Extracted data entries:
......
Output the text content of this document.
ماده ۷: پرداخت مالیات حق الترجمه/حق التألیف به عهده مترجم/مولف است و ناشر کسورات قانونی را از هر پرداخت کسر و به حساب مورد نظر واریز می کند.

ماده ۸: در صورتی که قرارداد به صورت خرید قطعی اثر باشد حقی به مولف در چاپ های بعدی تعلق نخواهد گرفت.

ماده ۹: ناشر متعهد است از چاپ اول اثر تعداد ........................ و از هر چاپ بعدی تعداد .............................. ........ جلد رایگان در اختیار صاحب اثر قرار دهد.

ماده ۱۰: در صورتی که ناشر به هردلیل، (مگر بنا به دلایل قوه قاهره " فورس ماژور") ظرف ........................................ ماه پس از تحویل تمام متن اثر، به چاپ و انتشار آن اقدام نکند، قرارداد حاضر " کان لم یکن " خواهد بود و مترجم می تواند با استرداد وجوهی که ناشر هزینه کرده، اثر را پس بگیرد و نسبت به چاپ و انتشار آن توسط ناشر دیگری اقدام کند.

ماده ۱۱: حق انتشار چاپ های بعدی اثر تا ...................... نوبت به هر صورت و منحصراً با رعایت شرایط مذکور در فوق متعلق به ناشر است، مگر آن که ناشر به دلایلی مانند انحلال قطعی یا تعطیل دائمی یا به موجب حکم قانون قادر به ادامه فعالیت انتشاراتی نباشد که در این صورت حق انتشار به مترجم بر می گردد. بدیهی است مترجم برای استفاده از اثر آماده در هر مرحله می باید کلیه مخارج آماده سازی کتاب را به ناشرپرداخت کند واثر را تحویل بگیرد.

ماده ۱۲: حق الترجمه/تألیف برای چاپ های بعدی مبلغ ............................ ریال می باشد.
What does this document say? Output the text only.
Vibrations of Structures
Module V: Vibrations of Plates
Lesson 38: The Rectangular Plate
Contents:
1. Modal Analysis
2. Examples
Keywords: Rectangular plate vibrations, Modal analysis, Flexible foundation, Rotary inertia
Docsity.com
......
### Stated task
Identify each line holding the string "Rectangular", and copy it out.

### Reply to the task
Lesson 38: The Rectangular Plate
Keywords: Rectangular plate vibrations, Modal analysis, Flexible foundation, Rotary inertia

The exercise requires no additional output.